_Record extracts_:

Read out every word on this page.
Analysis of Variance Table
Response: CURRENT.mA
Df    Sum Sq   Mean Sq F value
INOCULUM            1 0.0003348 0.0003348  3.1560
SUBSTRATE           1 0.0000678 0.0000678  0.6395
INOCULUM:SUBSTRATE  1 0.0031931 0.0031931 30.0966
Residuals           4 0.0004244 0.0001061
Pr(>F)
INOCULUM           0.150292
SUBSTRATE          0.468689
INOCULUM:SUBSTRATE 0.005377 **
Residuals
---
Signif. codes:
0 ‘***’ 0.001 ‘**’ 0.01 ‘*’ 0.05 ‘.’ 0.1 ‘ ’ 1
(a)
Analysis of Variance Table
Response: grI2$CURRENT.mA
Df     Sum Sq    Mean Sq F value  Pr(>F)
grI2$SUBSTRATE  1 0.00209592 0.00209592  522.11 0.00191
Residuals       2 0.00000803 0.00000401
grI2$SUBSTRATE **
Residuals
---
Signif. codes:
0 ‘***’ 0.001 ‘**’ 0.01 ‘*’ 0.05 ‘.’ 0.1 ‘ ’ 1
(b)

_Set task_:
Write out the entries above word for word.

_Answer to this exercise_:
Read out every word on this page.
Analysis of Variance Table
Response: CURRENT.mA
Df    Sum Sq   Mean Sq F value
INOCULUM            1 0.0003348 0.0003348  3.1560
SUBSTRATE           1 0.0000678 0.0000678  0.6395
INOCULUM:SUBSTRATE  1 0.0031931 0.0031931 30.0966
Residuals           4 0.0004244 0.0001061
Pr(>F)
INOCULUM           0.150292
SUBSTRATE          0.468689
INOCULUM:SUBSTRATE 0.005377 **
Residuals
---
Signif. codes:
0 ‘***’ 0.001 ‘**’ 0.01 ‘*’ 0.05 ‘.’ 0.1 ‘ ’ 1
(a)
Analysis of Variance Table
Response: grI2$CURRENT.mA
Df     Sum Sq    Mean Sq F value  Pr(>F)
grI2$SUBSTRATE  1 0.00209592 0.00209592  522.11 0.00191
Residuals       2 0.00000803 0.00000401
grI2$SUBSTRATE **
Residuals
---
Signif. codes:
0 ‘***’ 0.001 ‘**’ 0.01 ‘*’ 0.05 ‘.’ 0.1 ‘ ’ 1
(b)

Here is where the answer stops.